Task to complete: Can you give every one of the rows below as a numbered list, with blank lines dropped and the pictures left out?

________________

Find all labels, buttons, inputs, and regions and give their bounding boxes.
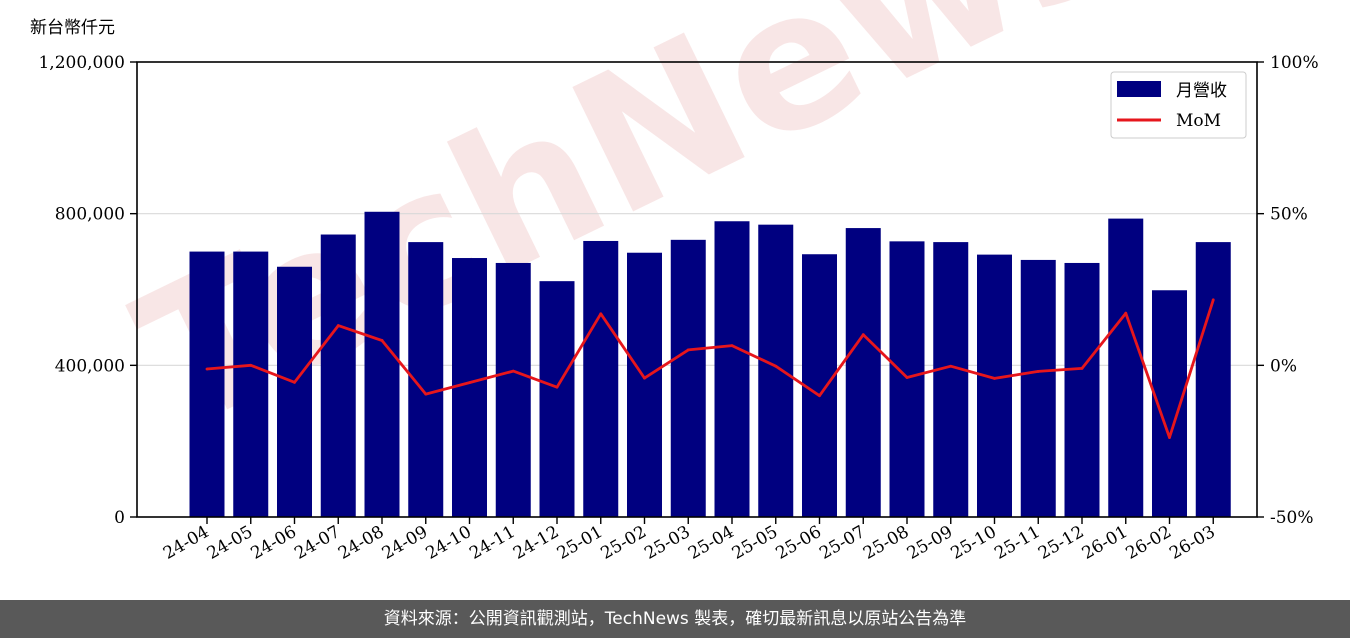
bar-24-11 xyxy=(495,262,531,517)
x-tick-label: 25-02 xyxy=(598,522,650,564)
x-tick-label: 26-02 xyxy=(1123,522,1175,564)
mom-point-24-05 xyxy=(249,363,253,367)
mom-point-25-08 xyxy=(905,376,909,379)
source-footer: 資料來源：公開資訊觀測站，TechNews 製表，確切最新訊息以原站公告為準 xyxy=(0,600,1350,638)
x-tick-label: 25-11 xyxy=(991,522,1043,564)
mom-point-24-07 xyxy=(336,324,340,327)
x-tick-label: 24-05 xyxy=(204,522,256,564)
mom-point-25-05 xyxy=(774,364,778,368)
mom-point-26-01 xyxy=(1124,311,1128,315)
x-tick-label: 24-06 xyxy=(248,522,300,564)
mom-point-25-11 xyxy=(1036,370,1040,373)
mom-point-25-01 xyxy=(599,312,603,316)
y-right-tick-label: 50% xyxy=(1270,205,1308,225)
mom-line-layer xyxy=(205,298,1215,439)
bar-25-04 xyxy=(714,221,750,517)
bar-25-03 xyxy=(670,239,706,517)
y-left-tick-label: 400,000 xyxy=(55,356,125,376)
mom-point-24-12 xyxy=(555,385,559,389)
mom-point-26-03 xyxy=(1211,298,1215,302)
x-tick-label: 25-05 xyxy=(729,522,781,564)
legend-label-revenue: 月營收 xyxy=(1176,81,1227,101)
x-tick-label: 25-08 xyxy=(860,522,912,564)
mom-point-25-07 xyxy=(861,333,865,337)
bar-25-12 xyxy=(1064,262,1100,517)
y-left-tick-label: 800,000 xyxy=(55,205,125,225)
x-tick-label: 24-07 xyxy=(291,522,343,564)
bar-25-05 xyxy=(758,224,794,517)
x-tick-label: 24-08 xyxy=(335,522,387,564)
mom-point-25-12 xyxy=(1080,366,1084,370)
mom-point-25-09 xyxy=(949,364,953,368)
y-right-tick-label: -50% xyxy=(1270,508,1314,528)
bar-25-07 xyxy=(845,228,881,517)
mom-point-24-10 xyxy=(468,381,471,385)
bar-25-02 xyxy=(627,252,662,518)
plot-frame xyxy=(136,61,1258,518)
bar-25-06 xyxy=(802,254,837,518)
mom-point-25-04 xyxy=(730,344,734,348)
x-tick-label: 25-07 xyxy=(816,522,868,564)
bar-24-04 xyxy=(189,251,225,518)
x-tick-label: 26-03 xyxy=(1166,522,1218,564)
y-unit-label: 新台幣仟元 xyxy=(30,18,115,38)
bar-24-08 xyxy=(364,211,400,518)
bar-25-10 xyxy=(977,254,1012,517)
y-left-tick-label: 0 xyxy=(114,508,125,528)
mom-point-24-06 xyxy=(293,380,296,384)
bar-25-09 xyxy=(933,242,969,517)
bar-25-01 xyxy=(583,240,619,517)
x-tick-label: 25-12 xyxy=(1035,522,1087,564)
y-left-tick-label: 1,200,000 xyxy=(38,53,125,73)
mom-point-25-02 xyxy=(643,376,646,380)
x-tick-label: 24-12 xyxy=(510,522,562,564)
legend-label-mom: MoM xyxy=(1176,111,1221,131)
mom-point-26-02 xyxy=(1168,436,1171,439)
mom-point-24-04 xyxy=(205,367,209,371)
bar-26-03 xyxy=(1195,242,1231,517)
x-tick-label: 25-03 xyxy=(641,522,693,564)
mom-point-24-09 xyxy=(424,392,428,396)
bar-25-08 xyxy=(889,241,925,518)
x-tick-label: 24-11 xyxy=(466,522,518,564)
bar-26-01 xyxy=(1108,218,1144,518)
revenue-bars xyxy=(189,211,1231,518)
y-right-tick-label: 100% xyxy=(1270,53,1319,73)
chart: TechNews 新台幣仟元 0400,000800,0001,200,000-… xyxy=(30,0,1319,564)
x-tick-label: 25-04 xyxy=(685,522,737,564)
mom-line xyxy=(206,299,1215,439)
bar-24-06 xyxy=(277,266,312,517)
legend-swatch-revenue xyxy=(1117,81,1161,97)
bar-24-05 xyxy=(233,251,269,518)
mom-point-25-06 xyxy=(818,394,821,398)
bar-25-11 xyxy=(1020,259,1056,517)
mom-point-25-10 xyxy=(993,376,996,380)
x-tick-label: 25-06 xyxy=(773,522,825,564)
x-tick-label: 25-10 xyxy=(948,522,1000,564)
mom-point-24-11 xyxy=(511,369,515,373)
x-tick-label: 25-01 xyxy=(554,522,606,564)
mom-point-24-08 xyxy=(380,339,384,342)
x-tick-label: 25-09 xyxy=(904,522,956,564)
legend: 月營收 MoM xyxy=(1110,71,1247,139)
bar-24-10 xyxy=(452,258,487,517)
x-tick-label: 24-09 xyxy=(379,522,431,564)
y-right-tick-label: 0% xyxy=(1270,356,1297,376)
x-tick-label: 24-04 xyxy=(160,522,212,564)
x-tick-label: 24-10 xyxy=(423,522,475,564)
x-tick-label: 26-01 xyxy=(1079,522,1131,564)
bar-24-12 xyxy=(539,281,575,517)
mom-point-25-03 xyxy=(686,348,690,352)
bar-24-07 xyxy=(320,234,356,518)
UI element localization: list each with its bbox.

________________

Result for this exercise:
1. Find all labels, buttons, inputs, and regions and give their bounding boxes.
2. bar-24-11 xyxy=(495,262,531,517)
3. x-tick-label: 25-02 xyxy=(598,522,650,564)
4. x-tick-label: 26-02 xyxy=(1123,522,1175,564)
5. mom-point-24-05 xyxy=(249,363,253,367)
6. mom-point-25-08 xyxy=(905,376,909,379)
7. source-footer: 資料來源：公開資訊觀測站，TechNews 製表，確切最新訊息以原站公告為準 xyxy=(0,600,1350,638)
8. x-tick-label: 25-11 xyxy=(991,522,1043,564)
9. mom-point-24-07 xyxy=(336,324,340,327)
10. x-tick-label: 24-05 xyxy=(204,522,256,564)
11. mom-point-25-05 xyxy=(774,364,778,368)
12. mom-point-26-01 xyxy=(1124,311,1128,315)
13. x-tick-label: 24-06 xyxy=(248,522,300,564)
14. mom-point-25-11 xyxy=(1036,370,1040,373)
15. mom-point-25-01 xyxy=(599,312,603,316)
16. y-right-tick-label: 50% xyxy=(1270,205,1308,225)
17. mom-line-layer xyxy=(205,298,1215,439)
18. bar-25-04 xyxy=(714,221,750,517)
19. bar-25-03 xyxy=(670,239,706,517)
20. y-left-tick-label: 400,000 xyxy=(55,356,125,376)
21. mom-point-24-12 xyxy=(555,385,559,389)
22. mom-point-26-03 xyxy=(1211,298,1215,302)
23. x-tick-label: 25-05 xyxy=(729,522,781,564)
24. legend-label-revenue: 月營收 xyxy=(1176,81,1227,101)
25. x-tick-label: 25-08 xyxy=(860,522,912,564)
26. mom-point-25-07 xyxy=(861,333,865,337)
27. bar-25-12 xyxy=(1064,262,1100,517)
28. y-left-tick-label: 800,000 xyxy=(55,205,125,225)
29. x-tick-label: 24-07 xyxy=(291,522,343,564)
30. bar-25-05 xyxy=(758,224,794,517)
31. x-tick-label: 24-08 xyxy=(335,522,387,564)
32. mom-point-25-12 xyxy=(1080,366,1084,370)
33. mom-point-25-09 xyxy=(949,364,953,368)
34. y-right-tick-label: -50% xyxy=(1270,508,1314,528)
35. bar-25-07 xyxy=(845,228,881,517)
36. mom-point-24-10 xyxy=(468,381,471,385)
37. bar-25-02 xyxy=(627,252,662,518)
38. plot-frame xyxy=(136,61,1258,518)
39. bar-25-06 xyxy=(802,254,837,518)
40. mom-point-25-04 xyxy=(730,344,734,348)
41. x-tick-label: 25-07 xyxy=(816,522,868,564)
42. bar-24-04 xyxy=(189,251,225,518)
43. x-tick-label: 26-03 xyxy=(1166,522,1218,564)
44. y-unit-label: 新台幣仟元 xyxy=(30,18,115,38)
45. bar-24-08 xyxy=(364,211,400,518)
46. bar-25-10 xyxy=(977,254,1012,517)
47. y-left-tick-label: 0 xyxy=(114,508,125,528)
48. mom-point-24-06 xyxy=(293,380,296,384)
49. bar-25-09 xyxy=(933,242,969,517)
50. bar-25-01 xyxy=(583,240,619,517)
51. x-tick-label: 25-12 xyxy=(1035,522,1087,564)
52. y-left-tick-label: 1,200,000 xyxy=(38,53,125,73)
53. mom-point-25-02 xyxy=(643,376,646,380)
54. x-tick-label: 24-12 xyxy=(510,522,562,564)
55. legend-label-mom: MoM xyxy=(1176,111,1221,131)
56. mom-point-26-02 xyxy=(1168,436,1171,439)
57. mom-point-24-04 xyxy=(205,367,209,371)
58. bar-26-03 xyxy=(1195,242,1231,517)
59. x-tick-label: 25-03 xyxy=(641,522,693,564)
60. mom-point-24-09 xyxy=(424,392,428,396)
61. bar-25-08 xyxy=(889,241,925,518)
62. x-tick-label: 24-11 xyxy=(466,522,518,564)
63. bar-26-01 xyxy=(1108,218,1144,518)
64. revenue-bars xyxy=(189,211,1231,518)
65. y-right-tick-label: 100% xyxy=(1270,53,1319,73)
66. chart: TechNews 新台幣仟元 0400,000800,0001,200,000-… xyxy=(30,0,1319,564)
67. x-tick-label: 25-04 xyxy=(685,522,737,564)
68. mom-line xyxy=(206,299,1215,439)
69. bar-24-06 xyxy=(277,266,312,517)
70. legend-swatch-revenue xyxy=(1117,81,1161,97)
71. bar-24-05 xyxy=(233,251,269,518)
72. mom-point-25-06 xyxy=(818,394,821,398)
73. bar-25-11 xyxy=(1020,259,1056,517)
74. mom-point-25-10 xyxy=(993,376,996,380)
75. x-tick-label: 25-06 xyxy=(773,522,825,564)
76. x-tick-label: 25-10 xyxy=(948,522,1000,564)
77. mom-point-24-11 xyxy=(511,369,515,373)
78. x-tick-label: 25-01 xyxy=(554,522,606,564)
79. mom-point-24-08 xyxy=(380,339,384,342)
80. x-tick-label: 25-09 xyxy=(904,522,956,564)
81. legend: 月營收 MoM xyxy=(1110,71,1247,139)
82. bar-24-10 xyxy=(452,258,487,517)
83. x-tick-label: 24-09 xyxy=(379,522,431,564)
84. y-right-tick-label: 0% xyxy=(1270,356,1297,376)
85. x-tick-label: 24-04 xyxy=(160,522,212,564)
86. x-tick-label: 24-10 xyxy=(423,522,475,564)
87. x-tick-label: 26-01 xyxy=(1079,522,1131,564)
88. bar-24-12 xyxy=(539,281,575,517)
89. mom-point-25-03 xyxy=(686,348,690,352)
90. bar-24-07 xyxy=(320,234,356,518)
91. UI element localization: list each with its bbox.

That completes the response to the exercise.